▸ **Request**
Transcribe each line exactly.

(Stored records)

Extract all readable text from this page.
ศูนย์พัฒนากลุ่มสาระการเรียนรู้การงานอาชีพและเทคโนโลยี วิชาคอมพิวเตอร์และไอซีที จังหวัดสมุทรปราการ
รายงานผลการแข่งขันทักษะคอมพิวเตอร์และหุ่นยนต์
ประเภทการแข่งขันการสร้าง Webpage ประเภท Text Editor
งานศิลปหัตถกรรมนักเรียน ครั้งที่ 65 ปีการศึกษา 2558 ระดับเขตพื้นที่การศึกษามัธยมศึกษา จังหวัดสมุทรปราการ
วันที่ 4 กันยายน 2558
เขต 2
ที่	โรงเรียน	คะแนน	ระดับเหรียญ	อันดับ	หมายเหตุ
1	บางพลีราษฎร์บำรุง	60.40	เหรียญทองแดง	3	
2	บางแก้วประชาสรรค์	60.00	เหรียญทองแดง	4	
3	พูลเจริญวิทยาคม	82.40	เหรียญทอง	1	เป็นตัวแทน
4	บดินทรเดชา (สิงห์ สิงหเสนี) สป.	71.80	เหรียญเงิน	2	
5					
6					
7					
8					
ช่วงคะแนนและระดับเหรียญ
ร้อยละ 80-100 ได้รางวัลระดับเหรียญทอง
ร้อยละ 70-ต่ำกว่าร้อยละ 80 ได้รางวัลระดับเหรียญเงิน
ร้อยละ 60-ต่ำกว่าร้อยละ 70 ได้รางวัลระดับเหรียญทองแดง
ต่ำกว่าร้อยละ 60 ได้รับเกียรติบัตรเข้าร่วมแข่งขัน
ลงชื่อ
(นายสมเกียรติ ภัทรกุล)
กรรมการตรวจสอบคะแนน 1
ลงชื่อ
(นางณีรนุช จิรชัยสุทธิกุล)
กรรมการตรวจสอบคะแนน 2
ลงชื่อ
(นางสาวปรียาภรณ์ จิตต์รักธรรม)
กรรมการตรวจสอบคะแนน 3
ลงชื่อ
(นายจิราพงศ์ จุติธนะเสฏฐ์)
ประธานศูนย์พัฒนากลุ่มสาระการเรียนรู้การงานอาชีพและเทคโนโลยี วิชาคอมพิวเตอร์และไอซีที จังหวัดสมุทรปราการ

▸ **Response to the exercise**
Extract all readable text from this page.
ศูนย์พัฒนากลุ่มสาระการเรียนรู้การงานอาชีพและเทคโนโลยี วิชาคอมพิวเตอร์และไอซีที จังหวัดสมุทรปราการ
รายงานผลการแข่งขันทักษะคอมพิวเตอร์และหุ่นยนต์
ประเภทการแข่งขันการสร้าง Webpage ประเภท Text Editor
งานศิลปหัตถกรรมนักเรียน ครั้งที่ 65 ปีการศึกษา 2558 ระดับเขตพื้นที่การศึกษามัธยมศึกษา จังหวัดสมุทรปราการ
วันที่ 4 กันยายน 2558
เขต 2
ที่	โรงเรียน	คะแนน	ระดับเหรียญ	อันดับ	หมายเหตุ
1	บางพลีราษฎร์บำรุง	60.40	เหรียญทองแดง	3	
2	บางแก้วประชาสรรค์	60.00	เหรียญทองแดง	4	
3	พูลเจริญวิทยาคม	82.40	เหรียญทอง	1	เป็นตัวแทน
4	บดินทรเดชา (สิงห์ สิงหเสนี) สป.	71.80	เหรียญเงิน	2	
5					
6					
7					
8					
ช่วงคะแนนและระดับเหรียญ
ร้อยละ 80-100 ได้รางวัลระดับเหรียญทอง
ร้อยละ 70-ต่ำกว่าร้อยละ 80 ได้รางวัลระดับเหรียญเงิน
ร้อยละ 60-ต่ำกว่าร้อยละ 70 ได้รางวัลระดับเหรียญทองแดง
ต่ำกว่าร้อยละ 60 ได้รับเกียรติบัตรเข้าร่วมแข่งขัน
ลงชื่อ
(นายสมเกียรติ ภัทรกุล)
กรรมการตรวจสอบคะแนน 1
ลงชื่อ
(นางณีรนุช จิรชัยสุทธิกุล)
กรรมการตรวจสอบคะแนน 2
ลงชื่อ
(นางสาวปรียาภรณ์ จิตต์รักธรรม)
กรรมการตรวจสอบคะแนน 3
ลงชื่อ
(นายจิราพงศ์ จุติธนะเสฏฐ์)
ประธานศูนย์พัฒนากลุ่มสาระการเรียนรู้การงานอาชีพและเทคโนโลยี วิชาคอมพิวเตอร์และไอซีที จังหวัดสมุทรปราการ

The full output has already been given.